## Source material
# # # #
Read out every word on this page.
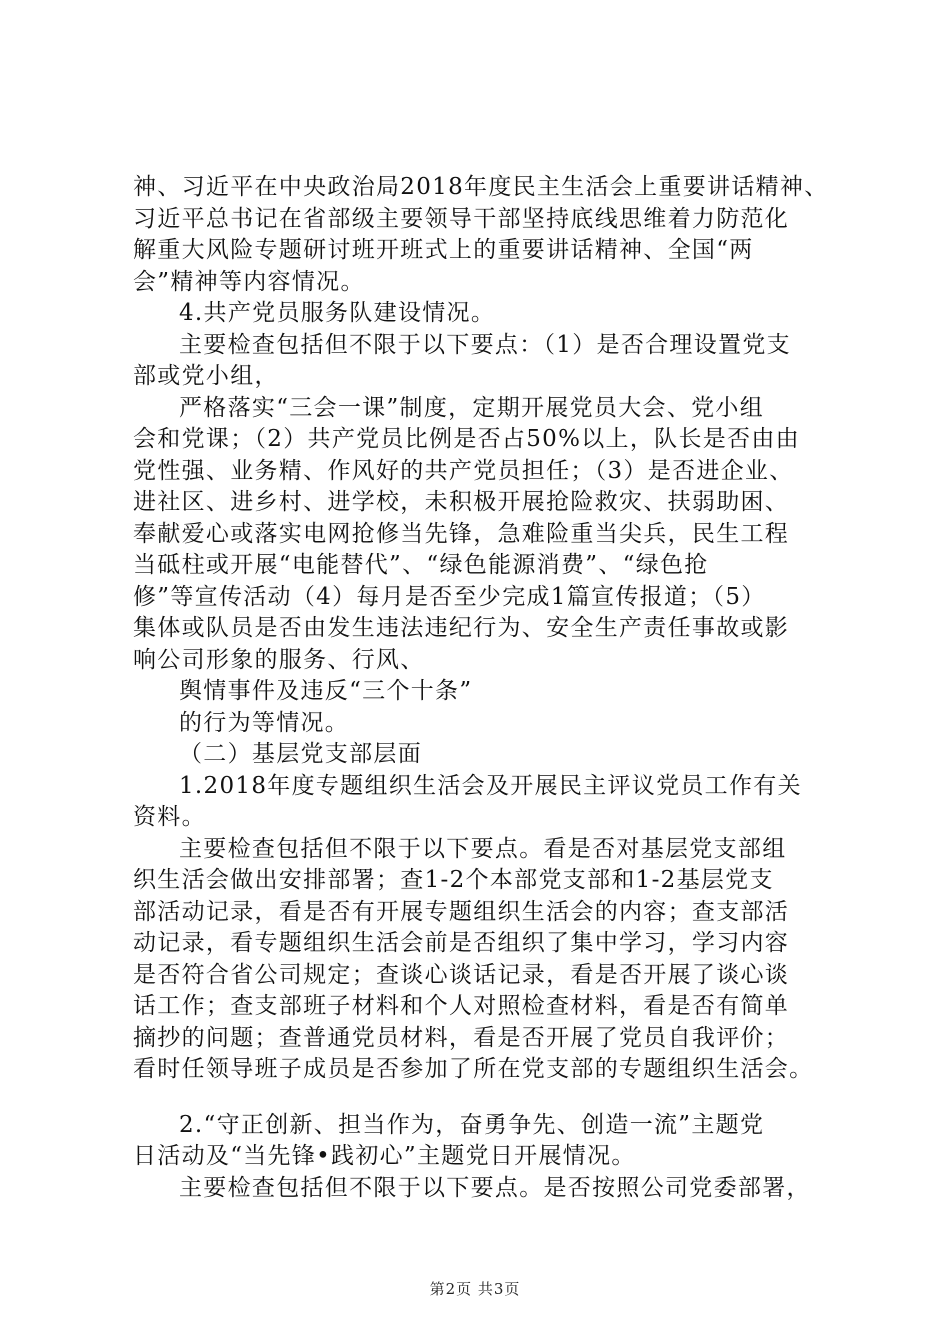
神、习近平在中央政治局2018年度民主生活会上重要讲话精神、
习近平总书记在省部级主要领导干部坚持底线思维着力防范化
解重大风险专题研讨班开班式上的重要讲话精神、全国“两
会”精神等内容情况。
4.共产党员服务队建设情况。
主要检查包括但不限于以下要点：（1）是否合理设置党支
部或党小组，
严格落实“三会一课”制度，定期开展党员大会、党小组
会和党课；（2）共产党员比例是否占50%以上，队长是否由由
党性强、业务精、作风好的共产党员担任；（3）是否进企业、
进社区、进乡村、进学校，未积极开展抢险救灾、扶弱助困、
奉献爱心或落实电网抢修当先锋，急难险重当尖兵，民生工程
当砥柱或开展“电能替代”、“绿色能源消费”、“绿色抢
修”等宣传活动（4）每月是否至少完成1篇宣传报道；（5）
集体或队员是否由发生违法违纪行为、安全生产责任事故或影
响公司形象的服务、行风、
舆情事件及违反“三个十条”
的行为等情况。
（二）基层党支部层面
1.2018年度专题组织生活会及开展民主评议党员工作有关
资料。
主要检查包括但不限于以下要点。看是否对基层党支部组
织生活会做出安排部署；查1-2个本部党支部和1-2基层党支
部活动记录，看是否有开展专题组织生活会的内容；查支部活
动记录，看专题组织生活会前是否组织了集中学习，学习内容
是否符合省公司规定；查谈心谈话记录，看是否开展了谈心谈
话工作；查支部班子材料和个人对照检查材料，看是否有简单
摘抄的问题；查普通党员材料，看是否开展了党员自我评价；
看时任领导班子成员是否参加了所在党支部的专题组织生活会。
2.“守正创新、担当作为，奋勇争先、创造一流”主题党
日活动及“当先锋•践初心”主题党日开展情况。
主要检查包括但不限于以下要点。是否按照公司党委部署，
第2页 共3页
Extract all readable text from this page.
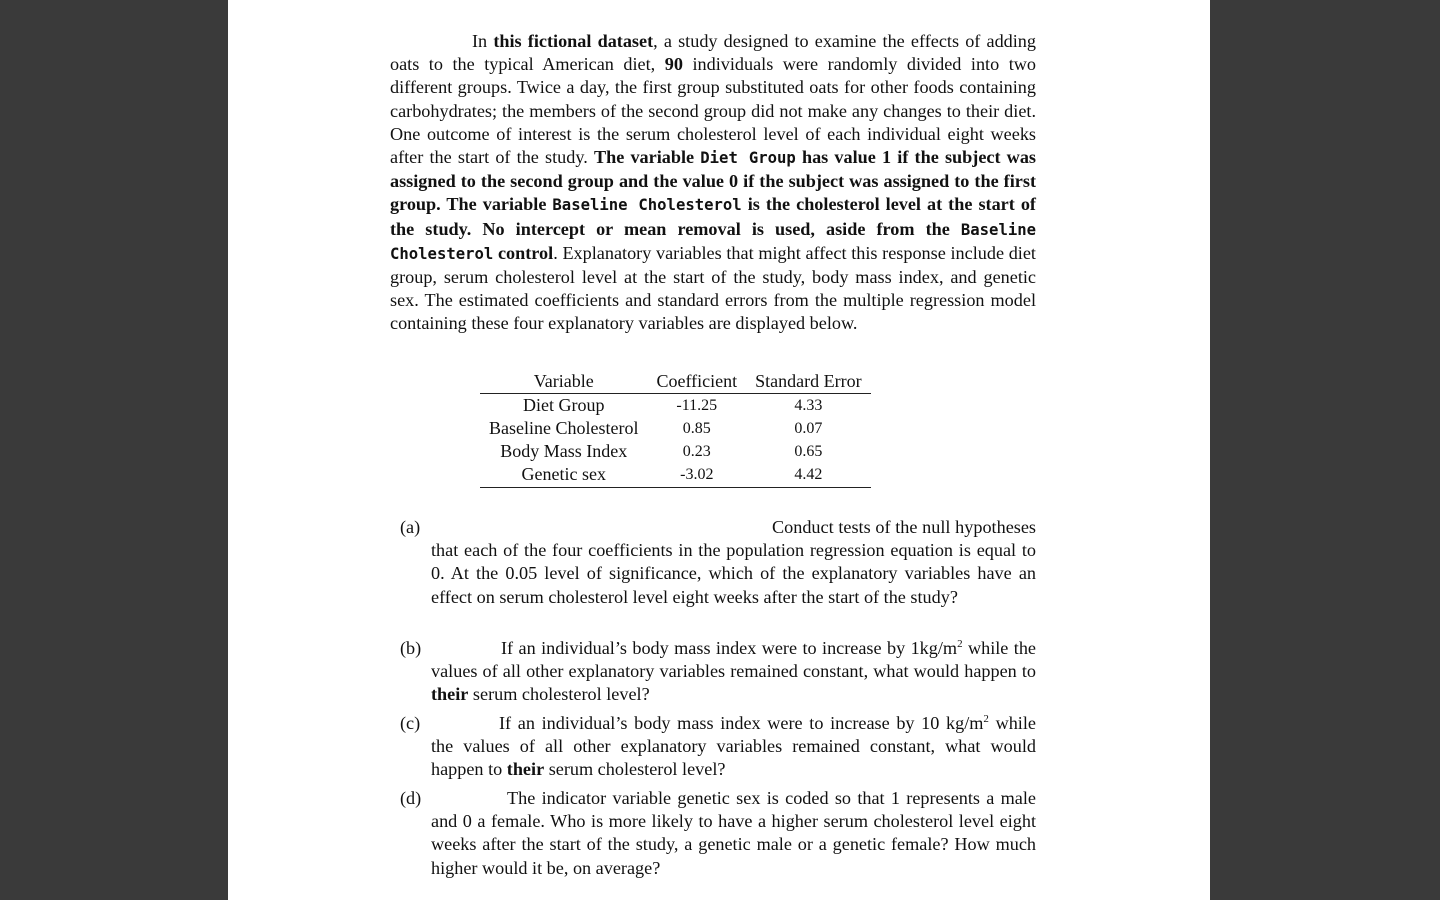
In this fictional dataset, a study designed to examine the effects of adding oats to the typical American diet, 90 individuals were randomly divided into two different groups. Twice a day, the first group substituted oats for other foods containing carbohydrates; the members of the second group did not make any changes to their diet. One outcome of interest is the serum cholesterol level of each individual eight weeks after the start of the study. The variable Diet Group has value 1 if the subject was assigned to the second group and the value 0 if the subject was assigned to the first group. The variable Baseline Cholesterol is the cholesterol level at the start of the study. No intercept or mean removal is used, aside from the Baseline Cholesterol control. Explanatory variables that might affect this response include diet group, serum cholesterol level at the start of the study, body mass index, and genetic sex. The estimated coefficients and standard errors from the multiple regression model containing these four explanatory variables are displayed below.

Variable	Coefficient	Standard Error
Diet Group	-11.25	4.33
Baseline Cholesterol	0.85	0.07
Body Mass Index	0.23	0.65
Genetic sex	-3.02	4.42
(a)	Conduct tests of the null hypotheses that each of the four coefficients in the population regression equation is equal to 0. At the 0.05 level of significance, which of the explanatory variables have an effect on serum cholesterol level eight weeks after the start of the study?
(b)	If an individual’s body mass index were to increase by $1kg/m^2$ while the values of all other explanatory variables remained constant, what would happen to their serum cholesterol level?
(c)	If an individual’s body mass index were to increase by 10 $kg/m^2$ while the values of all other explanatory variables remained constant, what would happen to their serum cholesterol level?
(d)	The indicator variable genetic sex is coded so that 1 represents a male and 0 a female. Who is more likely to have a higher serum cholesterol level eight weeks after the start of the study, a genetic male or a genetic female? How much higher would it be, on average?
# # # #
## Exercise objective
Copy out the whole listing exactly, and don't carry over any pictures.

## Solved problem
Read out every word on this page.
神、习近平在中央政治局2018年度民主生活会上重要讲话精神、
习近平总书记在省部级主要领导干部坚持底线思维着力防范化
解重大风险专题研讨班开班式上的重要讲话精神、全国“两
会”精神等内容情况。
4.共产党员服务队建设情况。
主要检查包括但不限于以下要点：（1）是否合理设置党支
部或党小组，
严格落实“三会一课”制度，定期开展党员大会、党小组
会和党课；（2）共产党员比例是否占50%以上，队长是否由由
党性强、业务精、作风好的共产党员担任；（3）是否进企业、
进社区、进乡村、进学校，未积极开展抢险救灾、扶弱助困、
奉献爱心或落实电网抢修当先锋，急难险重当尖兵，民生工程
当砥柱或开展“电能替代”、“绿色能源消费”、“绿色抢
修”等宣传活动（4）每月是否至少完成1篇宣传报道；（5）
集体或队员是否由发生违法违纪行为、安全生产责任事故或影
响公司形象的服务、行风、
舆情事件及违反“三个十条”
的行为等情况。
（二）基层党支部层面
1.2018年度专题组织生活会及开展民主评议党员工作有关
资料。
主要检查包括但不限于以下要点。看是否对基层党支部组
织生活会做出安排部署；查1-2个本部党支部和1-2基层党支
部活动记录，看是否有开展专题组织生活会的内容；查支部活
动记录，看专题组织生活会前是否组织了集中学习，学习内容
是否符合省公司规定；查谈心谈话记录，看是否开展了谈心谈
话工作；查支部班子材料和个人对照检查材料，看是否有简单
摘抄的问题；查普通党员材料，看是否开展了党员自我评价；
看时任领导班子成员是否参加了所在党支部的专题组织生活会。
2.“守正创新、担当作为，奋勇争先、创造一流”主题党
日活动及“当先锋•践初心”主题党日开展情况。
主要检查包括但不限于以下要点。是否按照公司党委部署，
第2页 共3页
Extract all readable text from this page.
In this fictional dataset, a study designed to examine the effects of adding oats to the typical American diet, 90 individuals were randomly divided into two different groups. Twice a day, the first group substituted oats for other foods containing carbohydrates; the members of the second group did not make any changes to their diet. One outcome of interest is the serum cholesterol level of each individual eight weeks after the start of the study. The variable Diet Group has value 1 if the subject was assigned to the second group and the value 0 if the subject was assigned to the first group. The variable Baseline Cholesterol is the cholesterol level at the start of the study. No intercept or mean removal is used, aside from the Baseline Cholesterol control. Explanatory variables that might affect this response include diet group, serum cholesterol level at the start of the study, body mass index, and genetic sex. The estimated coefficients and standard errors from the multiple regression model containing these four explanatory variables are displayed below.

Variable	Coefficient	Standard Error
Diet Group	-11.25	4.33
Baseline Cholesterol	0.85	0.07
Body Mass Index	0.23	0.65
Genetic sex	-3.02	4.42
(a)	Conduct tests of the null hypotheses that each of the four coefficients in the population regression equation is equal to 0. At the 0.05 level of significance, which of the explanatory variables have an effect on serum cholesterol level eight weeks after the start of the study?
(b)	If an individual’s body mass index were to increase by $1kg/m^2$ while the values of all other explanatory variables remained constant, what would happen to their serum cholesterol level?
(c)	If an individual’s body mass index were to increase by 10 $kg/m^2$ while the values of all other explanatory variables remained constant, what would happen to their serum cholesterol level?
(d)	The indicator variable genetic sex is coded so that 1 represents a male and 0 a female. Who is more likely to have a higher serum cholesterol level eight weeks after the start of the study, a genetic male or a genetic female? How much higher would it be, on average?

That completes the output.